** START OF SUPPLIED MATERIAL **
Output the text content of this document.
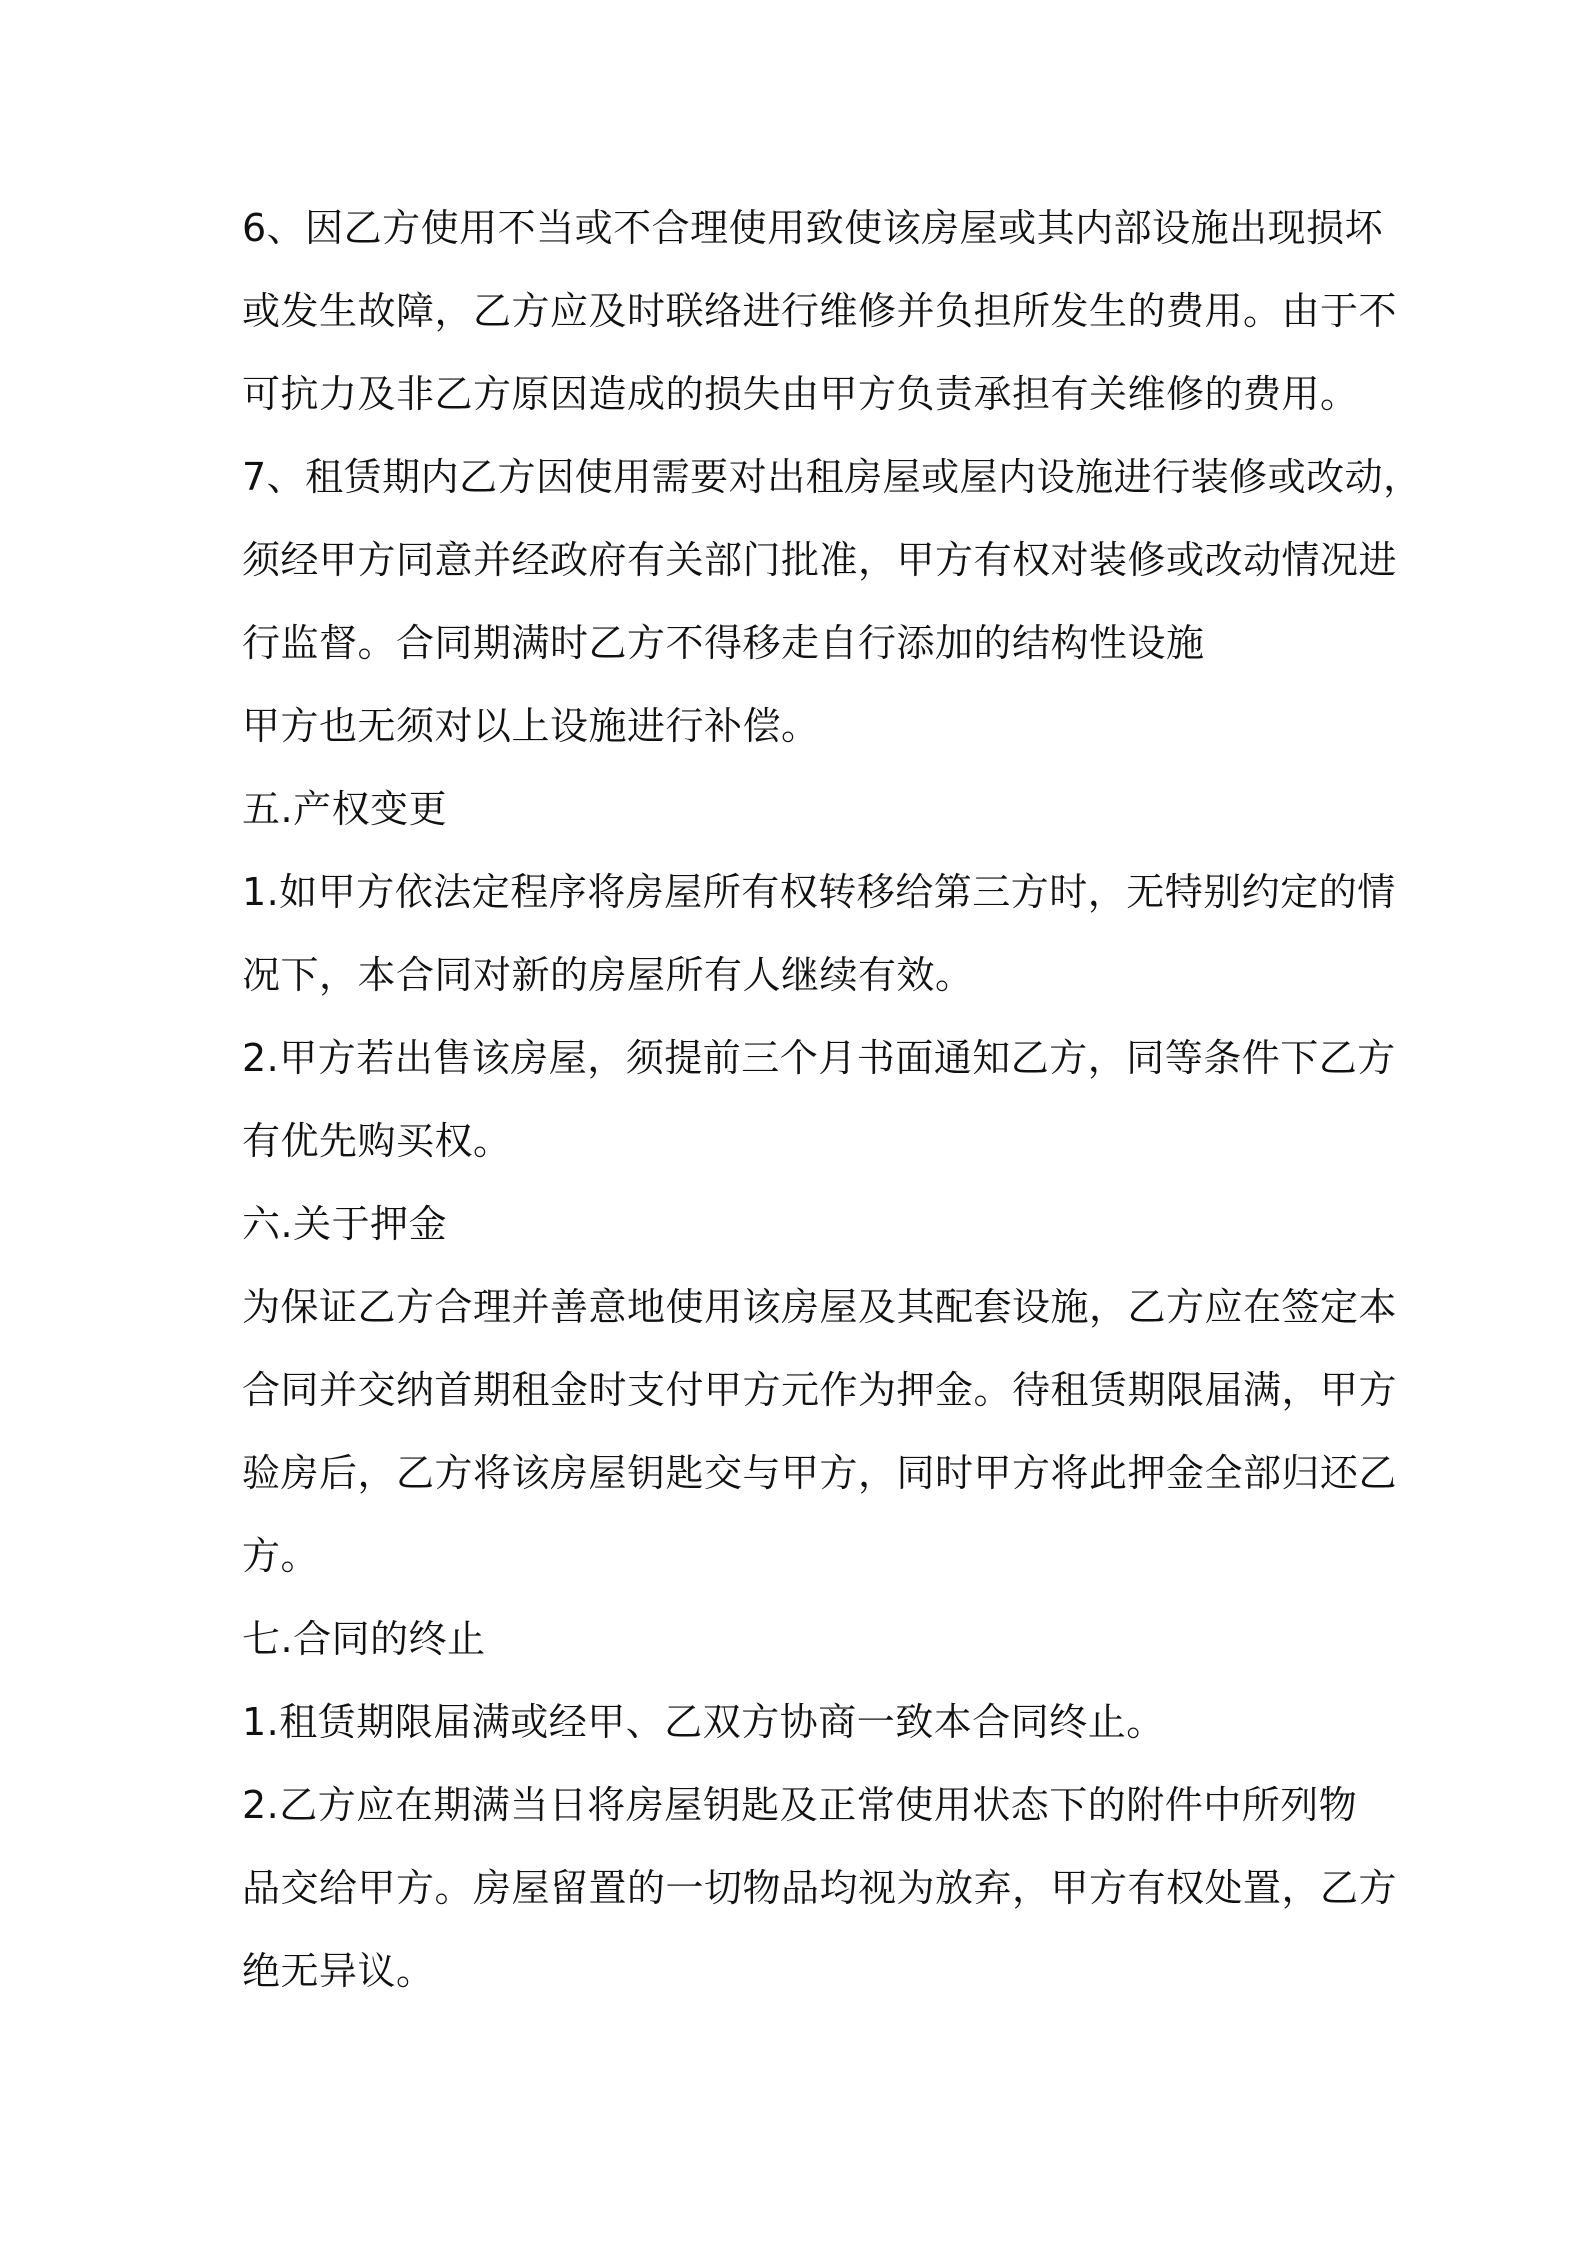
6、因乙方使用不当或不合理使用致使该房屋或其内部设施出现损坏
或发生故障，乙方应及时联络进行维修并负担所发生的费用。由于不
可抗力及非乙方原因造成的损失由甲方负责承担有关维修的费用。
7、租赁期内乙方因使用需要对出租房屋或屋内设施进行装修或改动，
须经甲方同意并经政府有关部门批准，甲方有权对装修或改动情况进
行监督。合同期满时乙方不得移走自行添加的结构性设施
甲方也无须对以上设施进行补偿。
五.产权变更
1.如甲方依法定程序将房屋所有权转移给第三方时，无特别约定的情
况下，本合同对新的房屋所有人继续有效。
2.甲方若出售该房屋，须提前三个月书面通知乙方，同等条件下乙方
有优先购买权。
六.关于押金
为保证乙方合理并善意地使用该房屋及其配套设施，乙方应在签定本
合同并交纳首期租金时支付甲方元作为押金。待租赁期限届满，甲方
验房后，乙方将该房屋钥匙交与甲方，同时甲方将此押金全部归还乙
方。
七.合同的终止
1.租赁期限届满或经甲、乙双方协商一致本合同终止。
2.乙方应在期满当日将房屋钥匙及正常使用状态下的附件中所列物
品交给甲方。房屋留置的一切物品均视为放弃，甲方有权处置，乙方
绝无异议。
** END OF SUPPLIED MATERIAL **
WHAT THE EXERCISE ASKS: Transcribe each line above verbatim, with the pictures left out.

THE ANSWER:
Output the text content of this document.
6、因乙方使用不当或不合理使用致使该房屋或其内部设施出现损坏
或发生故障，乙方应及时联络进行维修并负担所发生的费用。由于不
可抗力及非乙方原因造成的损失由甲方负责承担有关维修的费用。
7、租赁期内乙方因使用需要对出租房屋或屋内设施进行装修或改动，
须经甲方同意并经政府有关部门批准，甲方有权对装修或改动情况进
行监督。合同期满时乙方不得移走自行添加的结构性设施
甲方也无须对以上设施进行补偿。
五.产权变更
1.如甲方依法定程序将房屋所有权转移给第三方时，无特别约定的情
况下，本合同对新的房屋所有人继续有效。
2.甲方若出售该房屋，须提前三个月书面通知乙方，同等条件下乙方
有优先购买权。
六.关于押金
为保证乙方合理并善意地使用该房屋及其配套设施，乙方应在签定本
合同并交纳首期租金时支付甲方元作为押金。待租赁期限届满，甲方
验房后，乙方将该房屋钥匙交与甲方，同时甲方将此押金全部归还乙
方。
七.合同的终止
1.租赁期限届满或经甲、乙双方协商一致本合同终止。
2.乙方应在期满当日将房屋钥匙及正常使用状态下的附件中所列物
品交给甲方。房屋留置的一切物品均视为放弃，甲方有权处置，乙方
绝无异议。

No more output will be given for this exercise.